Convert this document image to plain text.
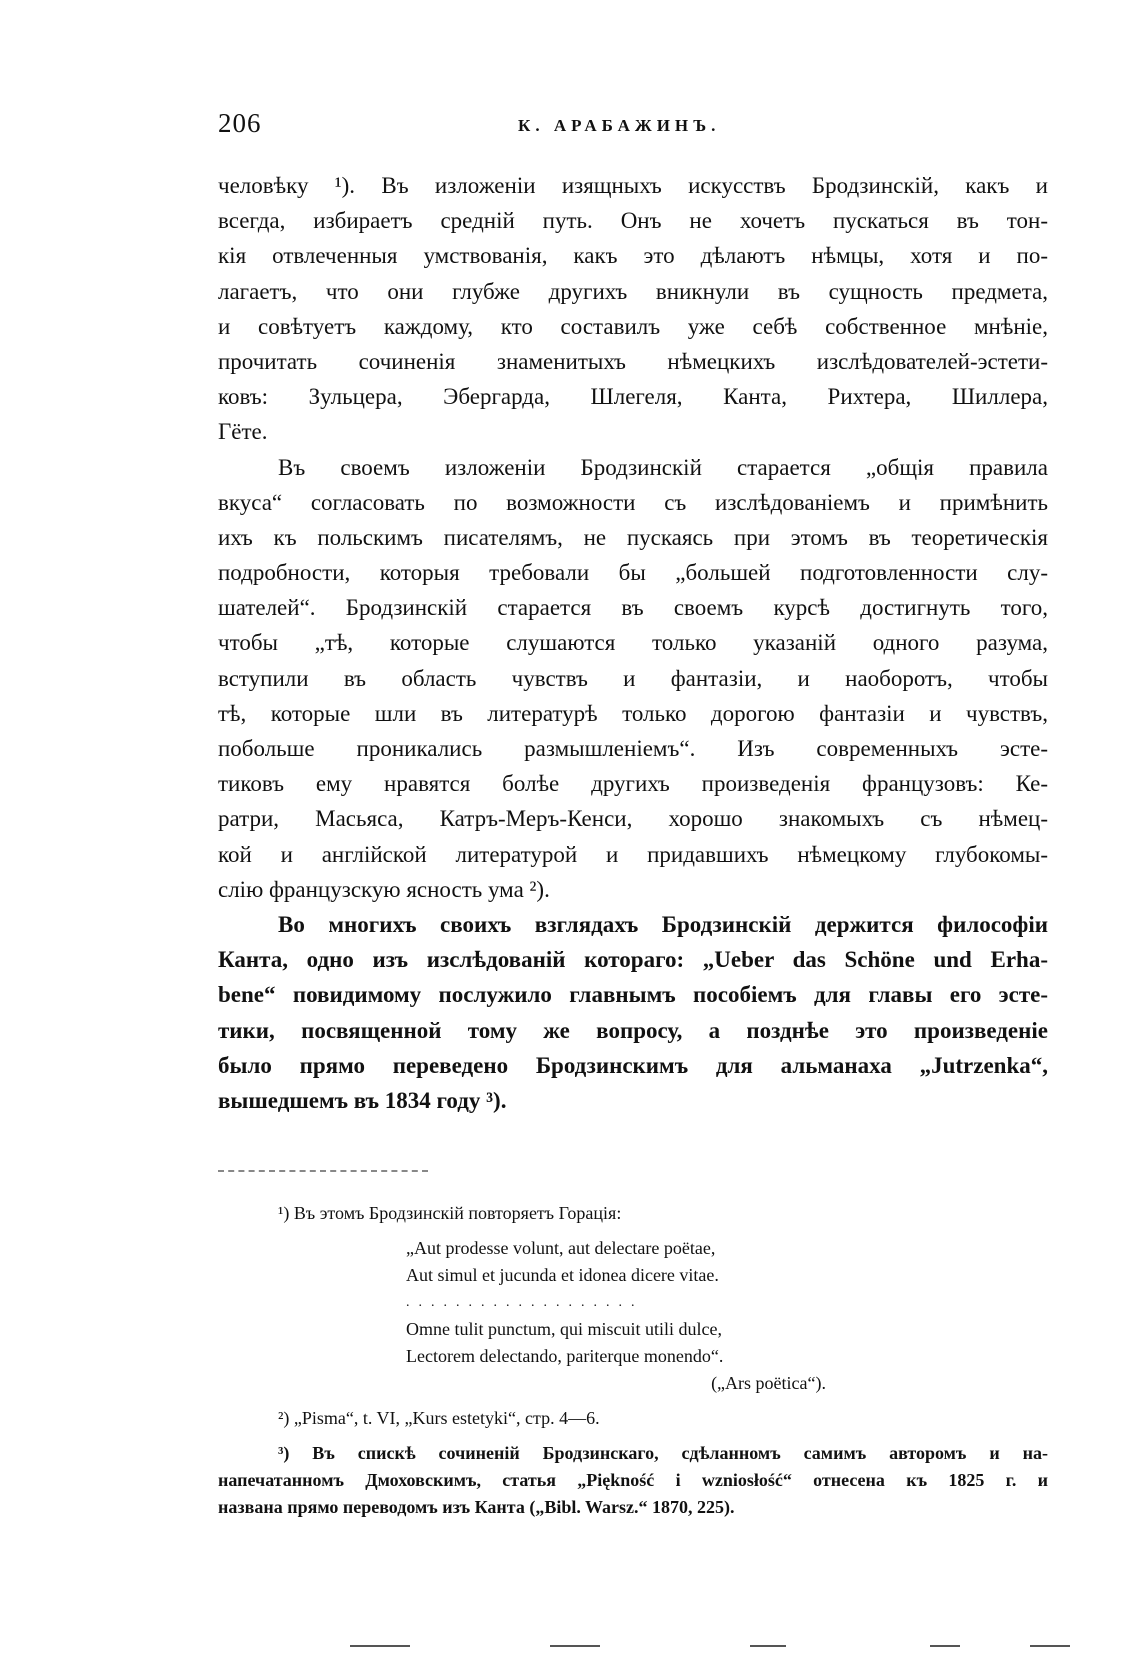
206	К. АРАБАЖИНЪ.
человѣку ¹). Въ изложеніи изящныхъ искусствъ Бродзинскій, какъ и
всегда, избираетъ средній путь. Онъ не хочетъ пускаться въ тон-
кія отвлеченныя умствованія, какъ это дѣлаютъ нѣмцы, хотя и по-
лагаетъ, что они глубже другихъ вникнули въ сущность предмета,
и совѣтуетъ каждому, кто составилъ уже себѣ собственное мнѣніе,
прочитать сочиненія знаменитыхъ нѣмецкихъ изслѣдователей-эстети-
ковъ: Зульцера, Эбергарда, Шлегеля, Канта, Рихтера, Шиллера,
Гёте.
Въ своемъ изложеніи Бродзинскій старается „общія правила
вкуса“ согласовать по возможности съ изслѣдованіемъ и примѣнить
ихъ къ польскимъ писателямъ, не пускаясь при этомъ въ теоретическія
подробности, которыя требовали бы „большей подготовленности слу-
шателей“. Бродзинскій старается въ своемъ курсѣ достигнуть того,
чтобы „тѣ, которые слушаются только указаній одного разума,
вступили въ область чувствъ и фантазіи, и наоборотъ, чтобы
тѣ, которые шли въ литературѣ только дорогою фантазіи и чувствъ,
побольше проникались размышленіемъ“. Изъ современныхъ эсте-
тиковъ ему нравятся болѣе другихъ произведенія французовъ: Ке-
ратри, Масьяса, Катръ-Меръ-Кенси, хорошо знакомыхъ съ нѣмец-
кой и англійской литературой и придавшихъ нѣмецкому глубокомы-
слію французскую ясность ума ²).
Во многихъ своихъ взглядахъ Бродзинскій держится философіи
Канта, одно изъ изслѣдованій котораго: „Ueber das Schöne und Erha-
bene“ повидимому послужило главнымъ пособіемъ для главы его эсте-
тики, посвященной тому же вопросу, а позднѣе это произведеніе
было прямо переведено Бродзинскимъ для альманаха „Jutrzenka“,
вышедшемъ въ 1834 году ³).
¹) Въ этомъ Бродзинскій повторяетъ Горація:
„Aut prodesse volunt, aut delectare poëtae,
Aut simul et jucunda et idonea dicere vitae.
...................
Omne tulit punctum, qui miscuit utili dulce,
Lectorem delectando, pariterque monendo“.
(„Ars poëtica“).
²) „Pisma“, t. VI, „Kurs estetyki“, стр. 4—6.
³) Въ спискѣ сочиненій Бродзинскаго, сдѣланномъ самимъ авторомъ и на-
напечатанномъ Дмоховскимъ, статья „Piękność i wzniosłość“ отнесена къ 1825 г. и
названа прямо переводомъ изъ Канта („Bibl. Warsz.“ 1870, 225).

********

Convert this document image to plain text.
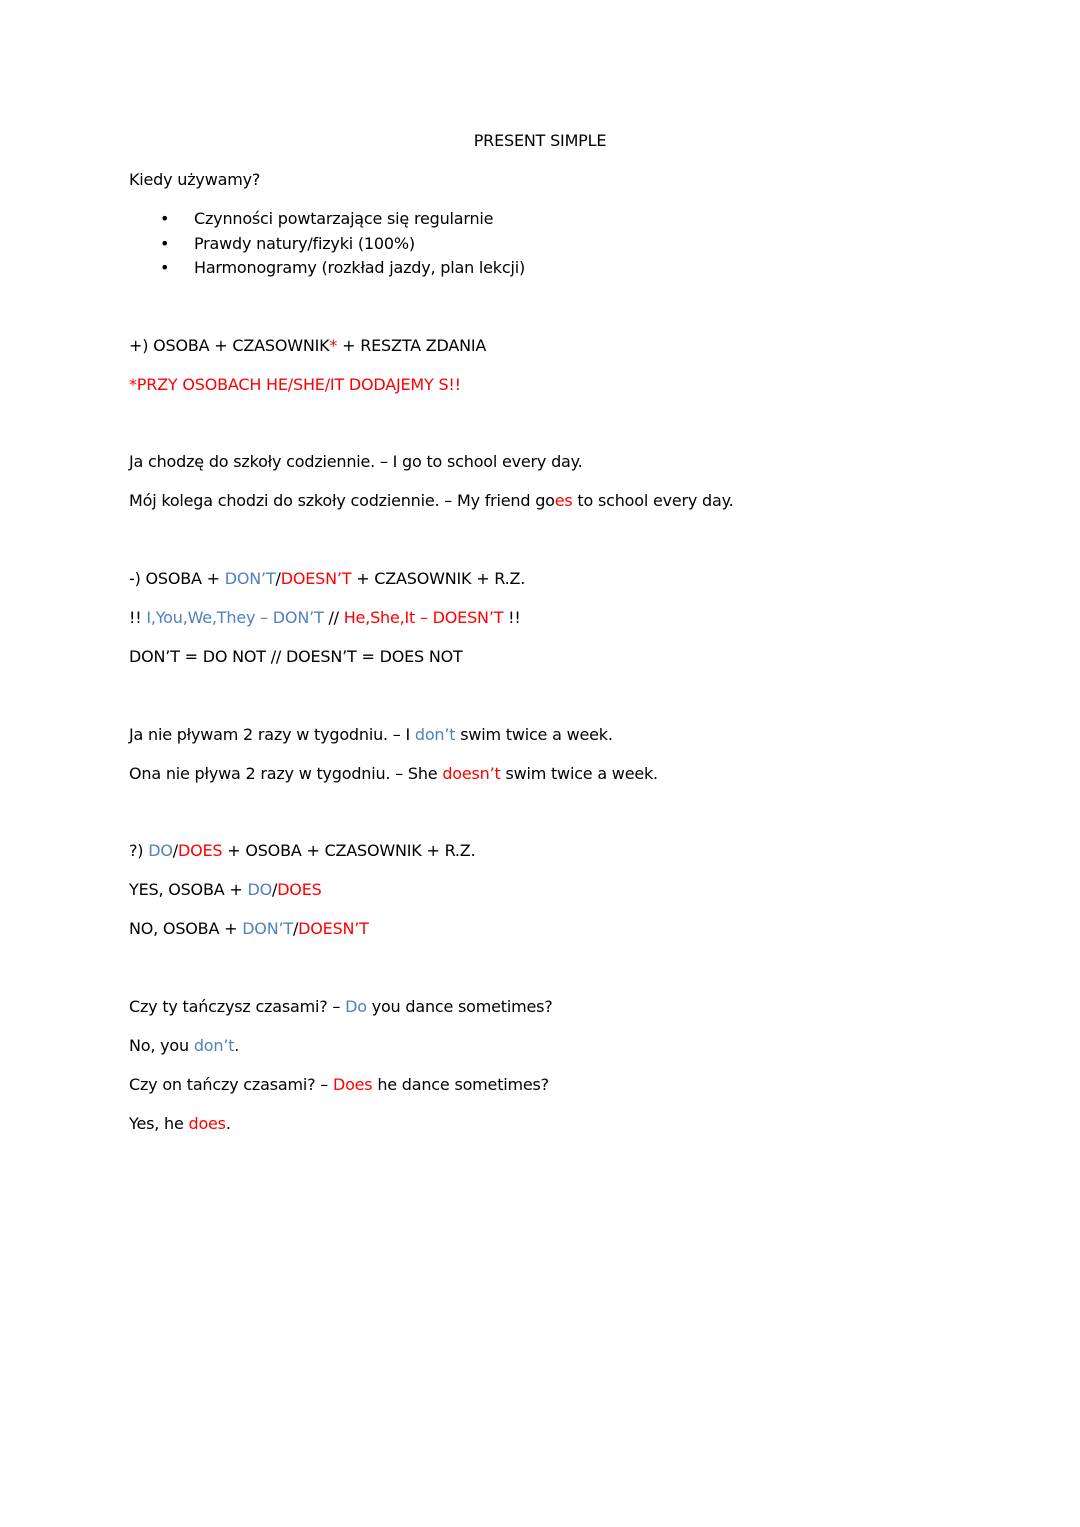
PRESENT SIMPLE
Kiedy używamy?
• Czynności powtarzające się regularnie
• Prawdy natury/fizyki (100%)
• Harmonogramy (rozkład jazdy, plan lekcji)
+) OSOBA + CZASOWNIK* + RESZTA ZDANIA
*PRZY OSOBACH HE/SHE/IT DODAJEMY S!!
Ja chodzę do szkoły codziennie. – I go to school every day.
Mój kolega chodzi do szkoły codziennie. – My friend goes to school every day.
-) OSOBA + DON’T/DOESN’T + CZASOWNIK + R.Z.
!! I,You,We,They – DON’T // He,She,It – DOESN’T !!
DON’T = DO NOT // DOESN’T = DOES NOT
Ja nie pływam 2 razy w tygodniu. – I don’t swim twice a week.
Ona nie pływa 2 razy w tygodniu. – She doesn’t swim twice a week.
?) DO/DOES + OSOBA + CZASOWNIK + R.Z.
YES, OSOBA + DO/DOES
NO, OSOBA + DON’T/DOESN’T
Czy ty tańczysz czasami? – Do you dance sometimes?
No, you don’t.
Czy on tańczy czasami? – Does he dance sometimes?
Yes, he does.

********

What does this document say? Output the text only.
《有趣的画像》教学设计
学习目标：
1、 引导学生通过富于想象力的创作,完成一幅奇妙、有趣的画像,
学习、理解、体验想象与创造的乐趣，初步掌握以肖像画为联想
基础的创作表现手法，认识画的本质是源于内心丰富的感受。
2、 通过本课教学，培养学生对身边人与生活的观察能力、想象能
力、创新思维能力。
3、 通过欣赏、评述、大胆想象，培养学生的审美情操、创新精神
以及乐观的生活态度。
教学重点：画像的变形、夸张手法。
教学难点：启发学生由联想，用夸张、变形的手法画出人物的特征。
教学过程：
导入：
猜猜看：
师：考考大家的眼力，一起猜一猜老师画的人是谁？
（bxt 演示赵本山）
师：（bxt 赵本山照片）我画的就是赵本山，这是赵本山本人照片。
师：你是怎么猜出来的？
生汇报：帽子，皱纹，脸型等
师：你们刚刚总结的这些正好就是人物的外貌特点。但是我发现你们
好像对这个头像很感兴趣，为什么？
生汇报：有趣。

********

*AIM*. Using the records above, list each line that includes "какъ".

*OUTPUT OF THE EXERCISE*.
человѣку ¹). Въ изложеніи изящныхъ искусствъ Бродзинскій, какъ и
кія отвлеченныя умствованія, какъ это дѣлаютъ нѣмцы, хотя и по-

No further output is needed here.